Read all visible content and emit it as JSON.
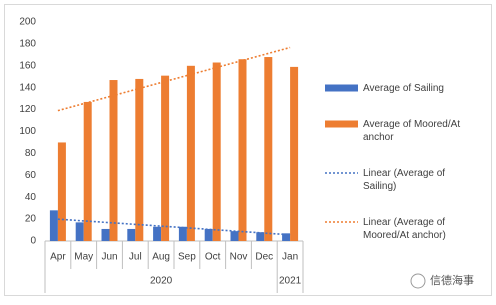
{
  "chart_data": {
    "type": "bar",
    "categories": [
      "Apr",
      "May",
      "Jun",
      "Jul",
      "Aug",
      "Sep",
      "Oct",
      "Nov",
      "Dec",
      "Jan"
    ],
    "x_groups": [
      {
        "label": "2020",
        "size": 9
      },
      {
        "label": "2021",
        "size": 1
      }
    ],
    "series": [
      {
        "name": "Average of Sailing",
        "color": "#4472c4",
        "values": [
          28,
          17,
          11,
          11,
          13,
          13,
          11,
          9,
          8,
          7
        ],
        "trendline": "Linear (Average of Sailing)"
      },
      {
        "name": "Average of Moored/At anchor",
        "color": "#ed7d31",
        "values": [
          90,
          127,
          147,
          148,
          151,
          160,
          163,
          166,
          168,
          159
        ],
        "trendline": "Linear (Average of Moored/At anchor)"
      }
    ],
    "ylim": [
      0,
      200
    ],
    "yticks": [
      0,
      20,
      40,
      60,
      80,
      100,
      120,
      140,
      160,
      180,
      200
    ],
    "grid": false,
    "legend": "right"
  },
  "watermark": "信德海事"
}
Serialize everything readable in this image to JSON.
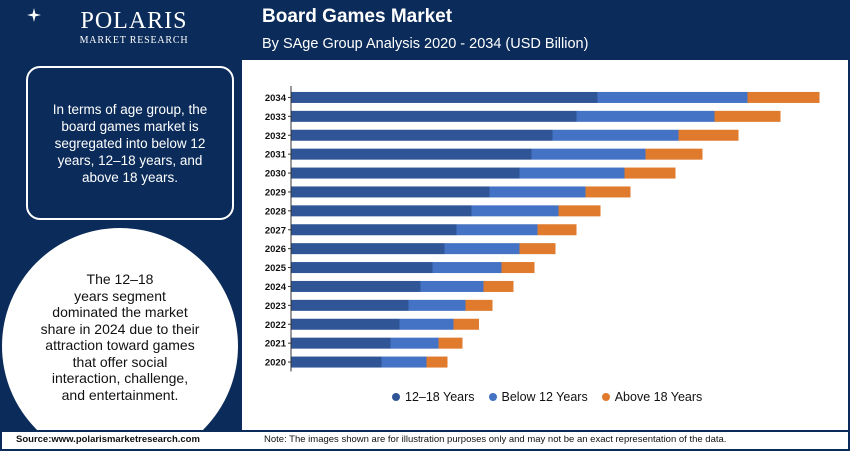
{
  "header": {
    "logo_name": "POLARIS",
    "logo_sub": "MARKET RESEARCH",
    "title": "Board Games Market",
    "subtitle": "By SAge Group Analysis 2020 - 2034 (USD Billion)"
  },
  "left": {
    "info_text": "In terms of age group, the board games market is segregated into below 12 years, 12–18 years, and above 18 years.",
    "circle_lines": [
      "The 12–18",
      "years segment",
      "dominated the market",
      "share in 2024 due to their",
      "attraction toward games",
      "that offer social",
      "interaction, challenge,",
      "and entertainment."
    ]
  },
  "footer": {
    "source": "Source:www.polarismarketresearch.com",
    "note": "Note: The images shown are for illustration purposes only and may not be an exact representation of the data."
  },
  "colors": {
    "navy": "#0b2c5a",
    "s1": "#2f5597",
    "s2": "#4472c4",
    "s3": "#e07a2c"
  },
  "chart_data": {
    "type": "bar",
    "orientation": "horizontal",
    "stacked": true,
    "categories": [
      "2034",
      "2033",
      "2032",
      "2031",
      "2030",
      "2029",
      "2028",
      "2027",
      "2026",
      "2025",
      "2024",
      "2023",
      "2022",
      "2021",
      "2020"
    ],
    "series": [
      {
        "name": "12–18 Years",
        "values": [
          10.2,
          9.5,
          8.7,
          8.0,
          7.6,
          6.6,
          6.0,
          5.5,
          5.1,
          4.7,
          4.3,
          3.9,
          3.6,
          3.3,
          3.0
        ]
      },
      {
        "name": "Below 12 Years",
        "values": [
          5.0,
          4.6,
          4.2,
          3.8,
          3.5,
          3.2,
          2.9,
          2.7,
          2.5,
          2.3,
          2.1,
          1.9,
          1.8,
          1.6,
          1.5
        ]
      },
      {
        "name": "Above 18 Years",
        "values": [
          2.4,
          2.2,
          2.0,
          1.9,
          1.7,
          1.5,
          1.4,
          1.3,
          1.2,
          1.1,
          1.0,
          0.9,
          0.85,
          0.8,
          0.7
        ]
      }
    ],
    "xlim": [
      0,
      18
    ],
    "legend_position": "bottom",
    "grid": false
  }
}
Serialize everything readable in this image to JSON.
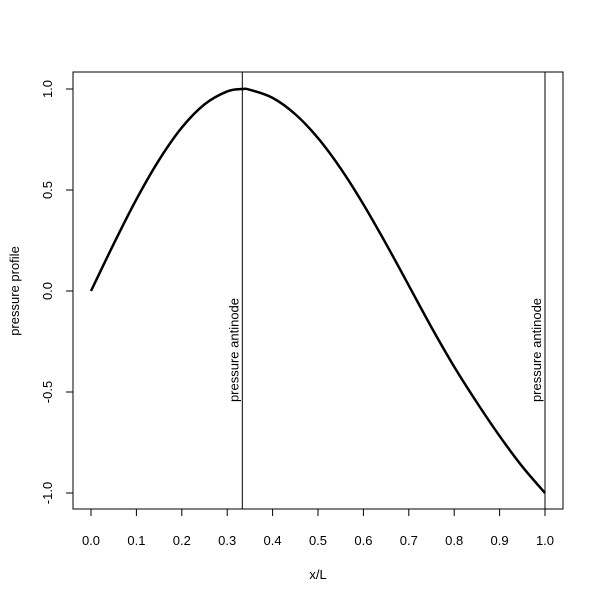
{
  "chart_data": {
    "type": "line",
    "title": "",
    "xlabel": "x/L",
    "ylabel": "pressure profile",
    "xlim": [
      0.0,
      1.0
    ],
    "ylim": [
      -1.0,
      1.0
    ],
    "x_ticks": [
      0.0,
      0.1,
      0.2,
      0.3,
      0.4,
      0.5,
      0.6,
      0.7,
      0.8,
      0.9,
      1.0
    ],
    "x_tick_labels": [
      "0.0",
      "0.1",
      "0.2",
      "0.3",
      "0.4",
      "0.5",
      "0.6",
      "0.7",
      "0.8",
      "0.9",
      "1.0"
    ],
    "y_ticks": [
      -1.0,
      -0.5,
      0.0,
      0.5,
      1.0
    ],
    "y_tick_labels": [
      "-1.0",
      "-0.5",
      "0.0",
      "0.5",
      "1.0"
    ],
    "grid": false,
    "line_color": "#000000",
    "series": [
      {
        "x": [
          0.0,
          0.05,
          0.1,
          0.15,
          0.2,
          0.25,
          0.3,
          0.3333,
          0.35,
          0.4,
          0.45,
          0.5,
          0.55,
          0.6,
          0.65,
          0.7,
          0.75,
          0.8,
          0.85,
          0.9,
          0.95,
          1.0
        ],
        "values": [
          0.0,
          0.233,
          0.454,
          0.649,
          0.809,
          0.924,
          0.988,
          1.0,
          0.996,
          0.956,
          0.875,
          0.757,
          0.606,
          0.429,
          0.233,
          0.027,
          -0.18,
          -0.375,
          -0.552,
          -0.718,
          -0.869,
          -1.0
        ]
      }
    ],
    "vertical_lines": [
      {
        "x": 0.3333,
        "label": "pressure antinode"
      },
      {
        "x": 1.0,
        "label": "pressure antinode"
      }
    ]
  }
}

------------------------------------------------

Quote the material in full and exactly; do not carry over its pictures.

Task response:
Read all visible content and emit it as JSON.
{
  "chart_data": {
    "type": "bar",
    "categories": [
      "Apr",
      "May",
      "Jun",
      "Jul",
      "Aug",
      "Sep",
      "Oct",
      "Nov",
      "Dec",
      "Jan"
    ],
    "x_groups": [
      {
        "label": "2020",
        "size": 9
      },
      {
        "label": "2021",
        "size": 1
      }
    ],
    "series": [
      {
        "name": "Average of Sailing",
        "color": "#4472c4",
        "values": [
          28,
          17,
          11,
          11,
          13,
          13,
          11,
          9,
          8,
          7
        ],
        "trendline": "Linear (Average of Sailing)"
      },
      {
        "name": "Average of Moored/At anchor",
        "color": "#ed7d31",
        "values": [
          90,
          127,
          147,
          148,
          151,
          160,
          163,
          166,
          168,
          159
        ],
        "trendline": "Linear (Average of Moored/At anchor)"
      }
    ],
    "ylim": [
      0,
      200
    ],
    "yticks": [
      0,
      20,
      40,
      60,
      80,
      100,
      120,
      140,
      160,
      180,
      200
    ],
    "grid": false,
    "legend": "right"
  },
  "watermark": "信德海事"
}
Serialize everything readable in this image to JSON.
{
  "header": {
    "logo_name": "POLARIS",
    "logo_sub": "MARKET RESEARCH",
    "title": "Board Games Market",
    "subtitle": "By SAge Group Analysis 2020 - 2034 (USD Billion)"
  },
  "left": {
    "info_text": "In terms of age group, the board games market is segregated into below 12 years, 12–18 years, and above 18 years.",
    "circle_lines": [
      "The 12–18",
      "years segment",
      "dominated the market",
      "share in 2024 due to their",
      "attraction toward games",
      "that offer social",
      "interaction, challenge,",
      "and entertainment."
    ]
  },
  "footer": {
    "source": "Source:www.polarismarketresearch.com",
    "note": "Note: The images shown are for illustration purposes only and may not be an exact representation of the data."
  },
  "colors": {
    "navy": "#0b2c5a",
    "s1": "#2f5597",
    "s2": "#4472c4",
    "s3": "#e07a2c"
  },
  "chart_data": {
    "type": "bar",
    "orientation": "horizontal",
    "stacked": true,
    "categories": [
      "2034",
      "2033",
      "2032",
      "2031",
      "2030",
      "2029",
      "2028",
      "2027",
      "2026",
      "2025",
      "2024",
      "2023",
      "2022",
      "2021",
      "2020"
    ],
    "series": [
      {
        "name": "12–18 Years",
        "values": [
          10.2,
          9.5,
          8.7,
          8.0,
          7.6,
          6.6,
          6.0,
          5.5,
          5.1,
          4.7,
          4.3,
          3.9,
          3.6,
          3.3,
          3.0
        ]
      },
      {
        "name": "Below 12 Years",
        "values": [
          5.0,
          4.6,
          4.2,
          3.8,
          3.5,
          3.2,
          2.9,
          2.7,
          2.5,
          2.3,
          2.1,
          1.9,
          1.8,
          1.6,
          1.5
        ]
      },
      {
        "name": "Above 18 Years",
        "values": [
          2.4,
          2.2,
          2.0,
          1.9,
          1.7,
          1.5,
          1.4,
          1.3,
          1.2,
          1.1,
          1.0,
          0.9,
          0.85,
          0.8,
          0.7
        ]
      }
    ],
    "xlim": [
      0,
      18
    ],
    "legend_position": "bottom",
    "grid": false
  }
}
Serialize everything readable in this image to JSON.
{
  "chart_data": {
    "type": "line",
    "title": "",
    "xlabel": "x/L",
    "ylabel": "pressure profile",
    "xlim": [
      0.0,
      1.0
    ],
    "ylim": [
      -1.0,
      1.0
    ],
    "x_ticks": [
      0.0,
      0.1,
      0.2,
      0.3,
      0.4,
      0.5,
      0.6,
      0.7,
      0.8,
      0.9,
      1.0
    ],
    "x_tick_labels": [
      "0.0",
      "0.1",
      "0.2",
      "0.3",
      "0.4",
      "0.5",
      "0.6",
      "0.7",
      "0.8",
      "0.9",
      "1.0"
    ],
    "y_ticks": [
      -1.0,
      -0.5,
      0.0,
      0.5,
      1.0
    ],
    "y_tick_labels": [
      "-1.0",
      "-0.5",
      "0.0",
      "0.5",
      "1.0"
    ],
    "grid": false,
    "line_color": "#000000",
    "series": [
      {
        "x": [
          0.0,
          0.05,
          0.1,
          0.15,
          0.2,
          0.25,
          0.3,
          0.3333,
          0.35,
          0.4,
          0.45,
          0.5,
          0.55,
          0.6,
          0.65,
          0.7,
          0.75,
          0.8,
          0.85,
          0.9,
          0.95,
          1.0
        ],
        "values": [
          0.0,
          0.233,
          0.454,
          0.649,
          0.809,
          0.924,
          0.988,
          1.0,
          0.996,
          0.956,
          0.875,
          0.757,
          0.606,
          0.429,
          0.233,
          0.027,
          -0.18,
          -0.375,
          -0.552,
          -0.718,
          -0.869,
          -1.0
        ]
      }
    ],
    "vertical_lines": [
      {
        "x": 0.3333,
        "label": "pressure antinode"
      },
      {
        "x": 1.0,
        "label": "pressure antinode"
      }
    ]
  }
}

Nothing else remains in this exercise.